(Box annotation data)

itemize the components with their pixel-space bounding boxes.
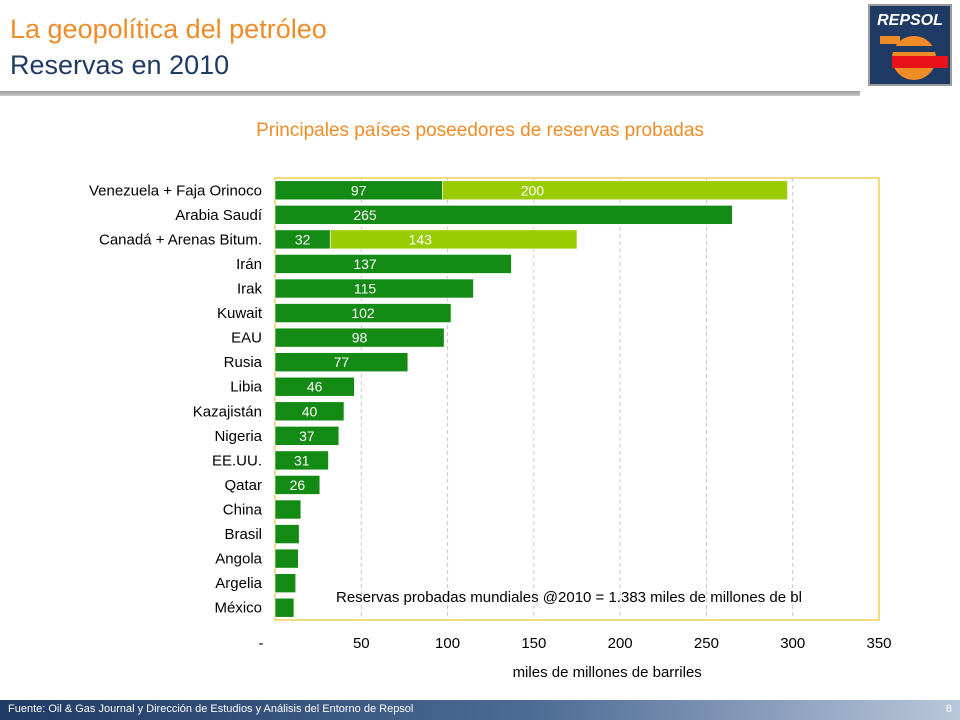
repsol-logo-mark-icon xyxy=(880,36,948,80)
x-tick-label: 100 xyxy=(435,635,460,652)
data-label: 137 xyxy=(353,256,377,272)
category-label: Irán xyxy=(236,256,262,273)
bar xyxy=(329,229,578,250)
bar xyxy=(274,475,321,495)
category-label: Nigeria xyxy=(214,428,262,445)
x-tick-label: 50 xyxy=(353,635,370,652)
logo-text: REPSOL xyxy=(877,12,943,29)
data-label: 40 xyxy=(302,403,318,419)
bar xyxy=(442,180,788,201)
category-label: Irak xyxy=(237,281,263,298)
plot-area-border xyxy=(274,177,880,621)
bar xyxy=(274,426,340,446)
data-label: 102 xyxy=(351,305,375,321)
data-label: 26 xyxy=(290,477,306,493)
category-label: Kuwait xyxy=(217,305,263,322)
bar xyxy=(274,254,512,274)
header-divider xyxy=(0,91,860,96)
bar xyxy=(274,376,355,397)
x-axis-label: miles de millones de barriles xyxy=(513,664,702,681)
bar xyxy=(274,524,300,544)
category-label: Libia xyxy=(230,379,262,396)
data-label: 98 xyxy=(352,330,368,346)
data-label: 32 xyxy=(295,231,311,247)
category-label: México xyxy=(214,600,262,617)
x-tick-label: 200 xyxy=(608,635,633,652)
data-label: 31 xyxy=(294,452,310,468)
category-label: Canadá + Arenas Bitum. xyxy=(99,231,262,248)
chart-annotation: Reservas probadas mundiales @2010 = 1.38… xyxy=(336,589,802,606)
chart-title: Principales países poseedores de reserva… xyxy=(256,120,704,141)
category-label: EE.UU. xyxy=(212,452,262,469)
x-tick-label: - xyxy=(259,635,264,652)
category-label: China xyxy=(223,502,263,519)
category-label: Brasil xyxy=(224,526,262,543)
slide-subtitle: Reservas en 2010 xyxy=(10,50,230,80)
bar xyxy=(274,278,474,299)
bar xyxy=(274,205,733,225)
data-label: 200 xyxy=(521,182,545,198)
x-tick-label: 300 xyxy=(780,635,805,652)
data-label: 143 xyxy=(409,231,433,247)
repsol-logo: REPSOL xyxy=(868,4,952,86)
reserves-bar-chart: - 50 100 150 200 250 300 350 miles de millones d… xyxy=(89,177,892,681)
x-tick-label: 350 xyxy=(866,635,891,652)
bar xyxy=(274,499,302,520)
category-label: Rusia xyxy=(224,354,263,371)
bar xyxy=(274,573,297,593)
data-label: 77 xyxy=(334,354,350,370)
category-label: EAU xyxy=(231,330,262,347)
data-label: 115 xyxy=(354,281,377,297)
bar xyxy=(274,352,409,372)
data-label: 97 xyxy=(351,182,367,198)
category-label: Venezuela + Faja Orinoco xyxy=(89,182,262,199)
bar xyxy=(274,548,299,569)
bar xyxy=(274,450,329,471)
x-tick-label: 150 xyxy=(521,635,546,652)
data-label: 37 xyxy=(299,428,315,444)
footer-bar: Fuente: Oil & Gas Journal y Dirección de… xyxy=(0,700,960,720)
category-label: Kazajistán xyxy=(193,403,262,420)
x-tick-label: 250 xyxy=(694,635,719,652)
category-label: Arabia Saudí xyxy=(175,207,263,224)
category-label: Qatar xyxy=(224,477,262,494)
category-label: Argelia xyxy=(215,575,262,592)
data-label: 265 xyxy=(353,207,377,223)
bar xyxy=(274,597,295,618)
data-label: 46 xyxy=(307,379,323,395)
source-note: Fuente: Oil & Gas Journal y Dirección de… xyxy=(8,703,414,715)
slide-title: La geopolítica del petróleo xyxy=(10,14,327,44)
page-number: 8 xyxy=(945,703,952,715)
category-label: Angola xyxy=(215,551,262,568)
bar xyxy=(274,327,445,348)
bar xyxy=(274,303,452,323)
bar xyxy=(274,401,345,422)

WHAT IS NEEDED
Copy out the lines of the listing verbatim, starting at the one containing "repsol-logo-mark-icon xyxy=(880,36,948,80)" and ending at the one containing "bar xyxy=(274,254,512,274)", both included.

RESULT FOR THIS EXERCISE
repsol-logo-mark-icon xyxy=(880,36,948,80)
x-tick-label: 100 xyxy=(435,635,460,652)
data-label: 137 xyxy=(353,256,377,272)
category-label: Irán xyxy=(236,256,262,273)
bar xyxy=(329,229,578,250)
bar xyxy=(274,475,321,495)
category-label: Nigeria xyxy=(214,428,262,445)
x-tick-label: 50 xyxy=(353,635,370,652)
logo-text: REPSOL xyxy=(877,12,943,29)
data-label: 40 xyxy=(302,403,318,419)
bar xyxy=(442,180,788,201)
category-label: Irak xyxy=(237,281,263,298)
plot-area-border xyxy=(274,177,880,621)
bar xyxy=(274,426,340,446)
data-label: 102 xyxy=(351,305,375,321)
data-label: 26 xyxy=(290,477,306,493)
category-label: Kuwait xyxy=(217,305,263,322)
bar xyxy=(274,254,512,274)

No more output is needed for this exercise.